(Data entries)
** Begin **

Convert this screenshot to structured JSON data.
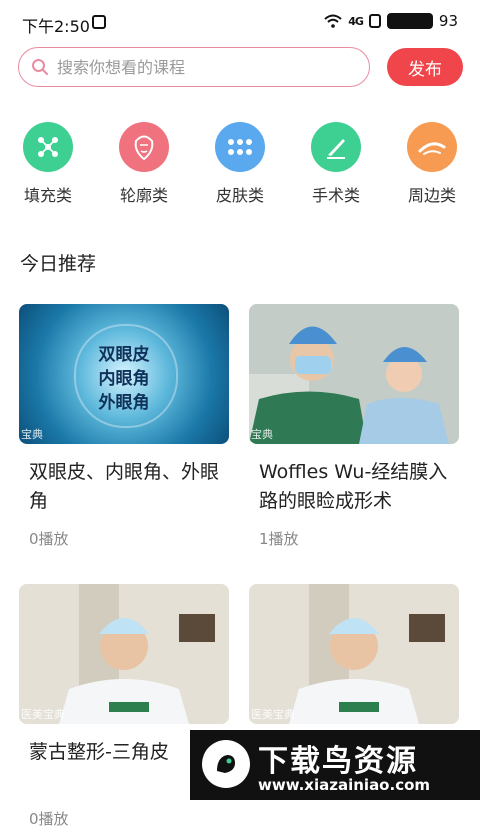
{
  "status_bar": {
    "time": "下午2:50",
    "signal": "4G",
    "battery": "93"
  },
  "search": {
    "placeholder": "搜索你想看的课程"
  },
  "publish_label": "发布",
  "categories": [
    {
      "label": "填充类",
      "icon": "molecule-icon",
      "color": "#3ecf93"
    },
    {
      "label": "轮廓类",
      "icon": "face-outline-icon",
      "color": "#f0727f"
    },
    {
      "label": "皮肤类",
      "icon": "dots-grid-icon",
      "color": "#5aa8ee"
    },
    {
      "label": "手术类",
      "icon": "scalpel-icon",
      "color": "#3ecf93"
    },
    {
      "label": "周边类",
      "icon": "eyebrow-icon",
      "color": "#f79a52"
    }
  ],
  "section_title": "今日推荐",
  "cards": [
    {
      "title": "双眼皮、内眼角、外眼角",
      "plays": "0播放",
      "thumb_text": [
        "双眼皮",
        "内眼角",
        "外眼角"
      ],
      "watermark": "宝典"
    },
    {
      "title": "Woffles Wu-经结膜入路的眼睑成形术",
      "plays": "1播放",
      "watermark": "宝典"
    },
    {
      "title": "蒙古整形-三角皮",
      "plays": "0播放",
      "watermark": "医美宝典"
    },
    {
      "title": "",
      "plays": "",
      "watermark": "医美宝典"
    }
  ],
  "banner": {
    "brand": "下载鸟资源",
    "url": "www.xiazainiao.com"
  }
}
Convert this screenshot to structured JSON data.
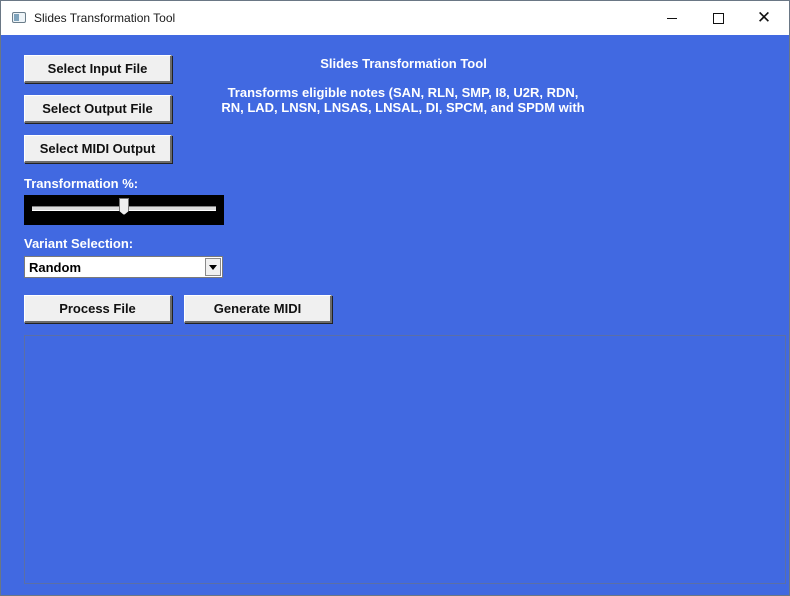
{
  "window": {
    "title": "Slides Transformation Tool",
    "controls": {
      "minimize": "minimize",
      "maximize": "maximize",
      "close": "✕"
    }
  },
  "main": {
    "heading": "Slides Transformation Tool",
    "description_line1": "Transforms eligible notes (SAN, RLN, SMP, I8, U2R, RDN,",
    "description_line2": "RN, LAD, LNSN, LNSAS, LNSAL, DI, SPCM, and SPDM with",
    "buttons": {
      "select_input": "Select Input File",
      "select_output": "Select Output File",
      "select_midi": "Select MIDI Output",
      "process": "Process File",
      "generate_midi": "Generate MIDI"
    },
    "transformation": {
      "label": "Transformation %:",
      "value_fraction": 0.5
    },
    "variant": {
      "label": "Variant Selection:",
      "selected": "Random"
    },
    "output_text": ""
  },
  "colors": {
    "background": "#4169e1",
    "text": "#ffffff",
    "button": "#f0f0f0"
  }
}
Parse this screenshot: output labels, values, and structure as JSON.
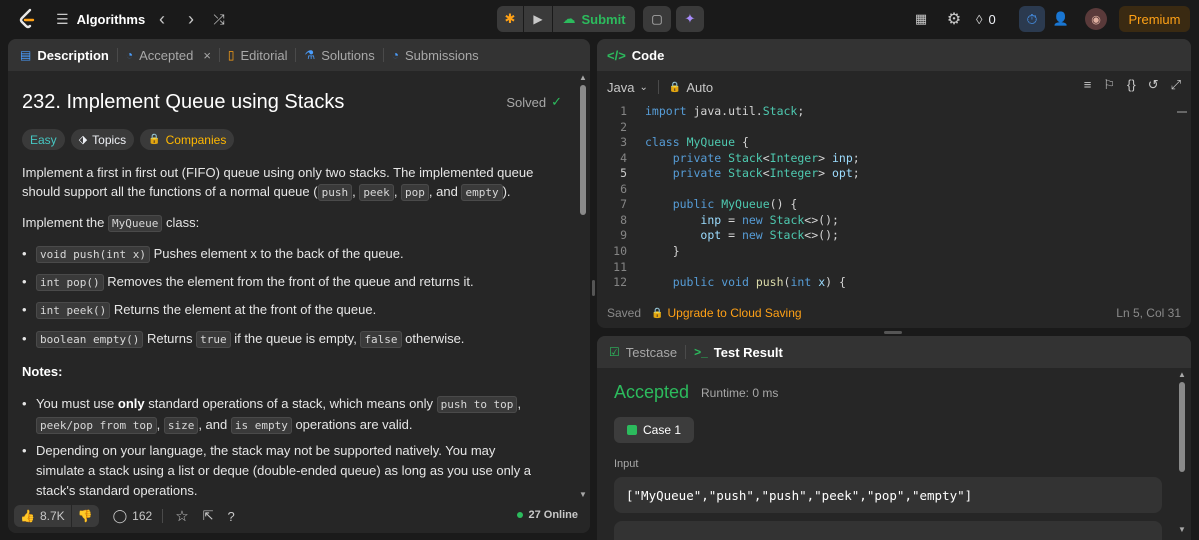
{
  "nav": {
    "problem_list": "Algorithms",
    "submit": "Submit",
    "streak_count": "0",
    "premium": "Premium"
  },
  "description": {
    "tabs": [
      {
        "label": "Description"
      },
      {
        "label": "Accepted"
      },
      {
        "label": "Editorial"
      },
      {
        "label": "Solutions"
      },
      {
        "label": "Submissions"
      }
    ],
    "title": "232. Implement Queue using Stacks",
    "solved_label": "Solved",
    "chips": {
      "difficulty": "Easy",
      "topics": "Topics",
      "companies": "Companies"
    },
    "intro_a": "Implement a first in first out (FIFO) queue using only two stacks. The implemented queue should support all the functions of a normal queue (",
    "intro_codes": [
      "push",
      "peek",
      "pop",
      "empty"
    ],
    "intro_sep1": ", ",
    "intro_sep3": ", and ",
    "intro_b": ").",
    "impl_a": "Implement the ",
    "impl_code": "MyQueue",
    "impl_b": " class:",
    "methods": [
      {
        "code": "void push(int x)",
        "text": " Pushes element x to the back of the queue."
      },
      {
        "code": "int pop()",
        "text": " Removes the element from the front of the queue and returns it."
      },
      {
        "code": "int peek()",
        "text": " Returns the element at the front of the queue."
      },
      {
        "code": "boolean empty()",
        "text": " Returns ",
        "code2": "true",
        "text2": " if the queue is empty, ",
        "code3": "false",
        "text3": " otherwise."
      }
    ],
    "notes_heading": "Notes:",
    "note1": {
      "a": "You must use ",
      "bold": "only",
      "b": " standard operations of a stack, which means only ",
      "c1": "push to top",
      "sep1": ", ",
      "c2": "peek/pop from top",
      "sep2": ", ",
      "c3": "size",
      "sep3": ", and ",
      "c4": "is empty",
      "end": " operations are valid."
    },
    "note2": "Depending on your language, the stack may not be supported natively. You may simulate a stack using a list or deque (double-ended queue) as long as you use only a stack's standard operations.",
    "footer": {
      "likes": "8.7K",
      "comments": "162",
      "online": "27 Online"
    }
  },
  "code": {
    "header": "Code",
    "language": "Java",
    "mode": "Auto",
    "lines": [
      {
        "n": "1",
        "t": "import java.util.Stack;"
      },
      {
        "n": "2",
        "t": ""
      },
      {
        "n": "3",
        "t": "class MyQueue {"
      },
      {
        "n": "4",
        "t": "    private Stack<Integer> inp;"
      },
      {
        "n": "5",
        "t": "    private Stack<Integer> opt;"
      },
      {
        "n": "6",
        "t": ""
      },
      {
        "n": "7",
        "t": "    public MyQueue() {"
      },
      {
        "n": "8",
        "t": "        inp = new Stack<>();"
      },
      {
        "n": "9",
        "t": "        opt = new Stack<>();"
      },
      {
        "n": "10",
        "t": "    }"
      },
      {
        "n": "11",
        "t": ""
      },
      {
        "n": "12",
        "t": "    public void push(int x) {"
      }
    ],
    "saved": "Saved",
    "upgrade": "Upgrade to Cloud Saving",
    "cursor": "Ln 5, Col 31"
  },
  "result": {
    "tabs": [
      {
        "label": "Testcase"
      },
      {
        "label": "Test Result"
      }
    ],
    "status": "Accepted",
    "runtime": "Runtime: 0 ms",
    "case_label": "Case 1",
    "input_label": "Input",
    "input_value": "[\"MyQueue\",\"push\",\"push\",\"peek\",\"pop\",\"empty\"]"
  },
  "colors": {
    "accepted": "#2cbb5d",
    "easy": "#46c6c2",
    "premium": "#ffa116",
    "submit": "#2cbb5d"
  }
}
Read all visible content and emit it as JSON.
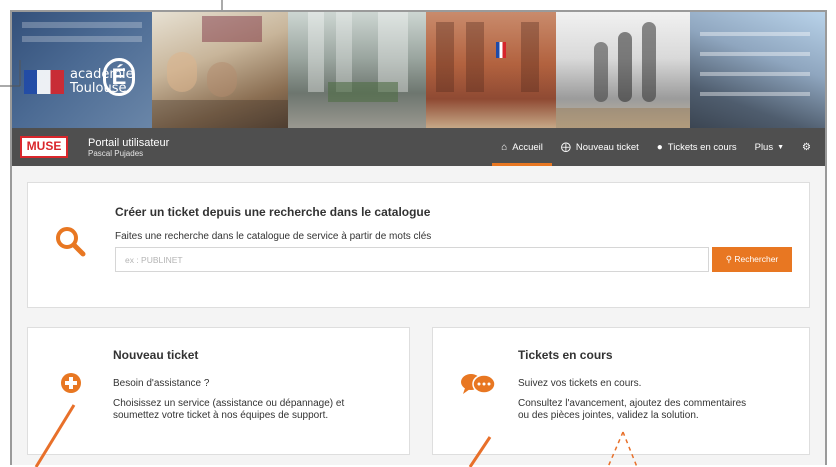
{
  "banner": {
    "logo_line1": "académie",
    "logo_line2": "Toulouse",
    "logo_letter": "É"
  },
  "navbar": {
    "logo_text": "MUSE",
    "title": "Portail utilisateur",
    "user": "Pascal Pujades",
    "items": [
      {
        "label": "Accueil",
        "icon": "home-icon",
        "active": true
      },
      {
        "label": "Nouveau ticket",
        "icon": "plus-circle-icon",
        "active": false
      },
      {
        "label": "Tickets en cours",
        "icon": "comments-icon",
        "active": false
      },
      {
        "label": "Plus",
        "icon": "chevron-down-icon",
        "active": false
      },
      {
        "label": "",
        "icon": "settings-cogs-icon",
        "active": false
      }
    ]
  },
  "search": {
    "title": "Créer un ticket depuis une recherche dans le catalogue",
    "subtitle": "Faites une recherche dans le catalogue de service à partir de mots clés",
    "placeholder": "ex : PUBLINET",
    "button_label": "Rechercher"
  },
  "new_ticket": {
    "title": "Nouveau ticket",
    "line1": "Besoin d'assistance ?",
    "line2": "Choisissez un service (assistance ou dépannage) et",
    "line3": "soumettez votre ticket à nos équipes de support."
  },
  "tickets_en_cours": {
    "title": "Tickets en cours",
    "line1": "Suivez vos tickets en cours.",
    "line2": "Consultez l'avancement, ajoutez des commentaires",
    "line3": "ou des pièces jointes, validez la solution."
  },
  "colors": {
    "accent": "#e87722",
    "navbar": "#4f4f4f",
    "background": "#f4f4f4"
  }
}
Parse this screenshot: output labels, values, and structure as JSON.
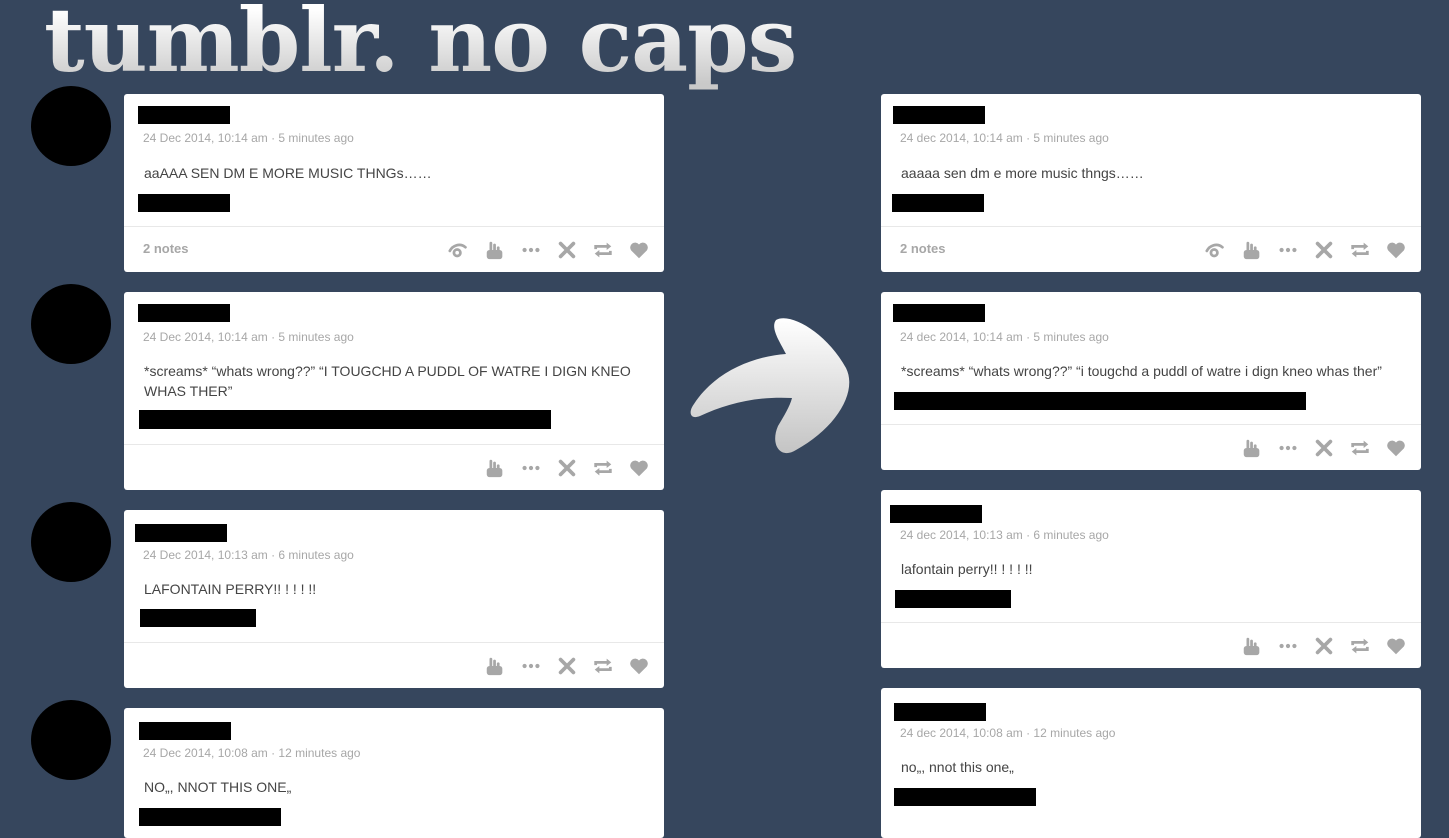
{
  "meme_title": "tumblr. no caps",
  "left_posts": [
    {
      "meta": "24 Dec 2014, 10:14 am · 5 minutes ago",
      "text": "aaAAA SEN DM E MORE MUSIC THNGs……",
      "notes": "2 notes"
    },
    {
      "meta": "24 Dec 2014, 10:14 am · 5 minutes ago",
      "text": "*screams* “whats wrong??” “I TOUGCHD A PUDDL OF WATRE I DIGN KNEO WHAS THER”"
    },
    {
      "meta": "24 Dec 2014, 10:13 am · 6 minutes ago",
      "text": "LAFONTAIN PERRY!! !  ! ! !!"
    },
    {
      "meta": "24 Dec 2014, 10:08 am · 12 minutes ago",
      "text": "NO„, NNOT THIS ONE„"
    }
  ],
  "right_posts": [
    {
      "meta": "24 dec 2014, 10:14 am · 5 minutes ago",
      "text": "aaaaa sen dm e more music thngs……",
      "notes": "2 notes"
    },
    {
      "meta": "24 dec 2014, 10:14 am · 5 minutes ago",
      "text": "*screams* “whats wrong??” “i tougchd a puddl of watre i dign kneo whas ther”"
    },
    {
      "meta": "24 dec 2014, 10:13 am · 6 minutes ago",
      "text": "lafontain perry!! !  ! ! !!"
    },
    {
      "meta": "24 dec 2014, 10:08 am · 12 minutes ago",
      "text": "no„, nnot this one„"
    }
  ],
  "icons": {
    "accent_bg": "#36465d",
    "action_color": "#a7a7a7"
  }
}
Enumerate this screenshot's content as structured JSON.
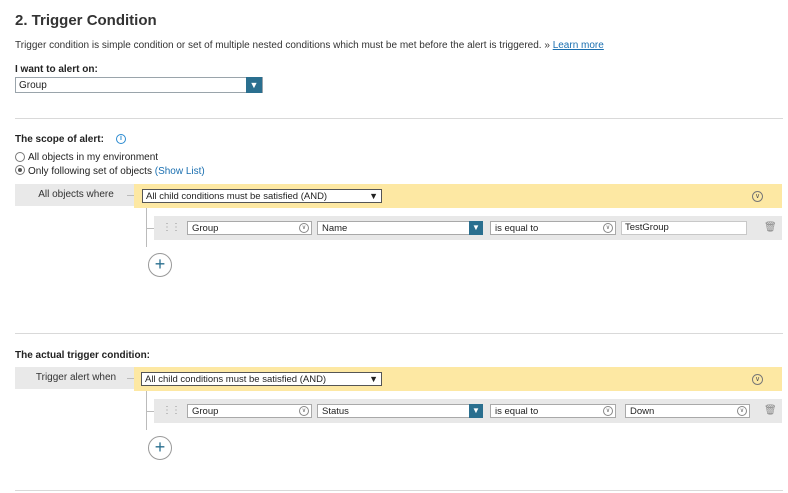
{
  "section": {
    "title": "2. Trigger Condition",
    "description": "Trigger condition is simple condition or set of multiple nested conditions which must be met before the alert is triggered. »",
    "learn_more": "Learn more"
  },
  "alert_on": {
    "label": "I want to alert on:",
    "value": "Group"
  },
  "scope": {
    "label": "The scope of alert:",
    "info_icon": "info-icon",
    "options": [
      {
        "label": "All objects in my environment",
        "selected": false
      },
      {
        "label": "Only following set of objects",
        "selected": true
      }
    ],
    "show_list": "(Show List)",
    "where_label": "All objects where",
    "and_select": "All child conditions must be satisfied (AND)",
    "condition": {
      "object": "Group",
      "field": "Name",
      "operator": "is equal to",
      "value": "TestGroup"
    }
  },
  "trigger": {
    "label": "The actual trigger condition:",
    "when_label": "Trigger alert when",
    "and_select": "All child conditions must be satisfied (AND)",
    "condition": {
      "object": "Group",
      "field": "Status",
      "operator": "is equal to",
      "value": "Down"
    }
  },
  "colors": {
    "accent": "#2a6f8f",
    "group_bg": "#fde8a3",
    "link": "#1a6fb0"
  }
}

** End **

WHAT IS NEEDED -
Return every line from the records above that holds the word "MyQueue".

FULL OUTPUT -
    "impl_code": "MyQueue",
        "t": "class MyQueue {"
        "t": "    public MyQueue() {"
    "input_value": "[\"MyQueue\",\"push\",\"push\",\"peek\",\"pop\",\"empty\"]"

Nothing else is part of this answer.